→ DESCRIPTION OF THE TASK:
Note how many lines hold "обеспечения" and report that number by itself.

Extracted data entries
- - - - -

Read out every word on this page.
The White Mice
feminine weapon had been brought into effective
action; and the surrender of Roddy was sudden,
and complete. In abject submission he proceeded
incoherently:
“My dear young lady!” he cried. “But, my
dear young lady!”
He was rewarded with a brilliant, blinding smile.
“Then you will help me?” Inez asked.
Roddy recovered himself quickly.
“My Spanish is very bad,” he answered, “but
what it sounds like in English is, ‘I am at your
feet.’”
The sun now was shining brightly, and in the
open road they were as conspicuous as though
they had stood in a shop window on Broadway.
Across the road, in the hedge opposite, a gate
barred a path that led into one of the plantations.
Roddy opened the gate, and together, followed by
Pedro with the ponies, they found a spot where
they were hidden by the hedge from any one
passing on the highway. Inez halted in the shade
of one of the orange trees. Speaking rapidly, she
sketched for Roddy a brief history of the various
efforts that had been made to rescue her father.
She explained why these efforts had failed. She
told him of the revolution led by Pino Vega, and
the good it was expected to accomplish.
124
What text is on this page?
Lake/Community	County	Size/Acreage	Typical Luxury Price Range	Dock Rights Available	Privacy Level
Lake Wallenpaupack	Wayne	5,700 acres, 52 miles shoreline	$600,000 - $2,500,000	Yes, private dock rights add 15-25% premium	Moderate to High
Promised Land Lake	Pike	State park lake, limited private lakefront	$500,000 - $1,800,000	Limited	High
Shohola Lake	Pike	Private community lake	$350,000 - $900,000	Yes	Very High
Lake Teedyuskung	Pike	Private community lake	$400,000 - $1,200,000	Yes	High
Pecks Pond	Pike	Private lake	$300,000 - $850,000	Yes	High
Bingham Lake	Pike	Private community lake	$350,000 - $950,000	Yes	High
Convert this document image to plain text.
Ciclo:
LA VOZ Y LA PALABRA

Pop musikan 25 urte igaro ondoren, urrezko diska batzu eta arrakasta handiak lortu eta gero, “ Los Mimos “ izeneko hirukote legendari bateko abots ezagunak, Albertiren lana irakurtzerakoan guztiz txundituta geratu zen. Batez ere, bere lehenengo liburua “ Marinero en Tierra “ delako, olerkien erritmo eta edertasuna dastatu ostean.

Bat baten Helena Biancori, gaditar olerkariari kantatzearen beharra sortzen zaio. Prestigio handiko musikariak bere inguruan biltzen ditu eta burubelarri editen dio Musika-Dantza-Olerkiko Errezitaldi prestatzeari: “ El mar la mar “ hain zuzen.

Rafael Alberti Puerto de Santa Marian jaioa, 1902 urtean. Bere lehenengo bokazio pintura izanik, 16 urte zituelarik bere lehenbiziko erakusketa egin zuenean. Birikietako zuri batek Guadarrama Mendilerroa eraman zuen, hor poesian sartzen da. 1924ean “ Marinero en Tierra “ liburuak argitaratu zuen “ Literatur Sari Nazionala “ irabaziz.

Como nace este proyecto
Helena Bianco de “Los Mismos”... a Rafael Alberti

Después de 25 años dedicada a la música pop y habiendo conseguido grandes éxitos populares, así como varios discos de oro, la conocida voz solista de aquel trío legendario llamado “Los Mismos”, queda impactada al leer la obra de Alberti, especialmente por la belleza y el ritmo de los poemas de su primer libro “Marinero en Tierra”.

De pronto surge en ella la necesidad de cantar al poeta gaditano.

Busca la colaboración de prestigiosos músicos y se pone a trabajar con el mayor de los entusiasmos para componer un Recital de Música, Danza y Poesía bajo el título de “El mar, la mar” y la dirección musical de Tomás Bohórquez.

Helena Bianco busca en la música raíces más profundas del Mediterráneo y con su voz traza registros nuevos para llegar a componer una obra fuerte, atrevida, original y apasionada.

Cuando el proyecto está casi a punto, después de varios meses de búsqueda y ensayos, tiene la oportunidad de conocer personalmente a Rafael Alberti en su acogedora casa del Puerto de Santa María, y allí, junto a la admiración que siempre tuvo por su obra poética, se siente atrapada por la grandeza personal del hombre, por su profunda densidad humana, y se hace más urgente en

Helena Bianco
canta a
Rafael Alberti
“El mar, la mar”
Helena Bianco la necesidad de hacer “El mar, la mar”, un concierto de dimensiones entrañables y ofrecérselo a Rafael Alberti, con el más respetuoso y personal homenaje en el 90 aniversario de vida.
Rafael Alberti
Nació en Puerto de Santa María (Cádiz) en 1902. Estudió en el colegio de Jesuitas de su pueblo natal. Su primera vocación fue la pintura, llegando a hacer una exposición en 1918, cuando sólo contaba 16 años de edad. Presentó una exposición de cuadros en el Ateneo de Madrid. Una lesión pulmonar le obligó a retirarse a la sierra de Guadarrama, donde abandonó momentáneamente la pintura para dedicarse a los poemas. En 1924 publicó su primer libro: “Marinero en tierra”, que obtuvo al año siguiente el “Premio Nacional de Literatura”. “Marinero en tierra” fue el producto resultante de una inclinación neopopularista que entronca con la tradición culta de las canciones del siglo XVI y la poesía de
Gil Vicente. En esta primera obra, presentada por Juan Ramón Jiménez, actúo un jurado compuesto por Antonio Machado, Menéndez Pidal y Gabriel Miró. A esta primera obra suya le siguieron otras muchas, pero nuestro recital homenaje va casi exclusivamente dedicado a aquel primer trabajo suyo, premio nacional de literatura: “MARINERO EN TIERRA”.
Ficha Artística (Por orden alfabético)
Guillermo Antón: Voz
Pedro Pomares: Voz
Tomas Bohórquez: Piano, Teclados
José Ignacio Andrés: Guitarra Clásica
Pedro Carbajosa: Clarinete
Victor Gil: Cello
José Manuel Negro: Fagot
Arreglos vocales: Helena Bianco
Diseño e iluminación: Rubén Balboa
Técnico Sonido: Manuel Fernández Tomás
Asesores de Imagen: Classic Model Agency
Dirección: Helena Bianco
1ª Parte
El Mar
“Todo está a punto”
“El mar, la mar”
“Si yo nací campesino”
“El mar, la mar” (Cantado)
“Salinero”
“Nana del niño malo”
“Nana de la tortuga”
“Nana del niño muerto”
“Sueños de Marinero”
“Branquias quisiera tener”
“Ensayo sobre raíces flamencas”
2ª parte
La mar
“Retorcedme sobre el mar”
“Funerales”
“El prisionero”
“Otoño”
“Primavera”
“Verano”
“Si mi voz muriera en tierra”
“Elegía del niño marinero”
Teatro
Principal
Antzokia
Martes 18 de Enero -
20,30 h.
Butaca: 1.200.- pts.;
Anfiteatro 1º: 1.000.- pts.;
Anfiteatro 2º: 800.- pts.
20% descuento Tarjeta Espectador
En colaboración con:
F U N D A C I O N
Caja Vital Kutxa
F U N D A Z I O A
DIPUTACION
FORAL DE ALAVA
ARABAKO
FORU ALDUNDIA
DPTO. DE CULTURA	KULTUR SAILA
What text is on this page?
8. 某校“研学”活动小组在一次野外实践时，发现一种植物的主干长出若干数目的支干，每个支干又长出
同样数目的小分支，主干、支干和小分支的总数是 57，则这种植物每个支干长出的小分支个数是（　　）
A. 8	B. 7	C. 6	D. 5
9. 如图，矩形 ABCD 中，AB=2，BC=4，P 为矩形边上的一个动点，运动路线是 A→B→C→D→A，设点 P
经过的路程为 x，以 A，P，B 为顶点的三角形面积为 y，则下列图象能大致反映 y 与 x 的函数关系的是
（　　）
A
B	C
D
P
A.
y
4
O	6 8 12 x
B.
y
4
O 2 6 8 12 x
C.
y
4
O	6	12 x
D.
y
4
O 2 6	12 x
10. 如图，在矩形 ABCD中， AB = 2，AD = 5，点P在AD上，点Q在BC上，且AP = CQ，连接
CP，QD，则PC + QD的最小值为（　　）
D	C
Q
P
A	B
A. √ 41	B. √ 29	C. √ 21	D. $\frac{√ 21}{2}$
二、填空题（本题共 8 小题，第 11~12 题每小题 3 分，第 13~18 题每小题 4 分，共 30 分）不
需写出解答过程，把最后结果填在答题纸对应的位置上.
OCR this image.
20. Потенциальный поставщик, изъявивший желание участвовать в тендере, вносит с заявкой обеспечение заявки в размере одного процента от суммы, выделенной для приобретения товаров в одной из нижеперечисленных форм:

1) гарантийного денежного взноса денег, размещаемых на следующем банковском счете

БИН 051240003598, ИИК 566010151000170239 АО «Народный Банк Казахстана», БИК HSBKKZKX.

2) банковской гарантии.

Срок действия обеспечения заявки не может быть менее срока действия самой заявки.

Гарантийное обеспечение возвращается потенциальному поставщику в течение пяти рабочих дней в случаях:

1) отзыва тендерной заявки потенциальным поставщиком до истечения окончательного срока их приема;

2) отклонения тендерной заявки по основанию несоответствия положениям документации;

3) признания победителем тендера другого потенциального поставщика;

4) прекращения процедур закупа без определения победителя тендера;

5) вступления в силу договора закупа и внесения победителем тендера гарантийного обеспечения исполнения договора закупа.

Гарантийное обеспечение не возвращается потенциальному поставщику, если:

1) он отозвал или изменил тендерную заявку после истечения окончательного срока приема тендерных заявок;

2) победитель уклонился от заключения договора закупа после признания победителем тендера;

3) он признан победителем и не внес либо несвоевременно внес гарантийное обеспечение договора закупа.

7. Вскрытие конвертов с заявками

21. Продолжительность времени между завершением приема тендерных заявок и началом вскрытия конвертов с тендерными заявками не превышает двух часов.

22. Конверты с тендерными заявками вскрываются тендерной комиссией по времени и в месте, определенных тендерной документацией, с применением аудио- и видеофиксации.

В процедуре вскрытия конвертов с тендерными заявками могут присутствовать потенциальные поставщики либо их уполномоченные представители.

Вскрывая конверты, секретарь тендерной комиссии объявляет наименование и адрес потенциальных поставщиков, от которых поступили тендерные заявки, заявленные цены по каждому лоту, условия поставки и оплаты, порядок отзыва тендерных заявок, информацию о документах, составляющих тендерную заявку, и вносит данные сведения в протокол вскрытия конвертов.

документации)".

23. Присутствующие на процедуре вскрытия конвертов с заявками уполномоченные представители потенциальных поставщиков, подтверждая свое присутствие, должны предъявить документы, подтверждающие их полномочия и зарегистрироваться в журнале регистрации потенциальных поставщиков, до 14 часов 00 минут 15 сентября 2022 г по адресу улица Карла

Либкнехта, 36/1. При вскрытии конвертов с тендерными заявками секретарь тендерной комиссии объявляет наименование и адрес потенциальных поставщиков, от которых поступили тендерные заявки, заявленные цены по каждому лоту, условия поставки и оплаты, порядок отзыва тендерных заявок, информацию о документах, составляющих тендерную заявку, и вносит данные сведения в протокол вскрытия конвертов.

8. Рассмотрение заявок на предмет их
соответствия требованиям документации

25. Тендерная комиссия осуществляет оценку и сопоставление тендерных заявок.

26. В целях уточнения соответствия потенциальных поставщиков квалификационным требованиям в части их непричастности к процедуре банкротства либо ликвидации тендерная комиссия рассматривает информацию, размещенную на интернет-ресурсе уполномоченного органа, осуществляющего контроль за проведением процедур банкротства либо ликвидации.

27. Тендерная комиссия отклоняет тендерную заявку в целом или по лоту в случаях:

- - - - -

→ THE OUTPUT:
2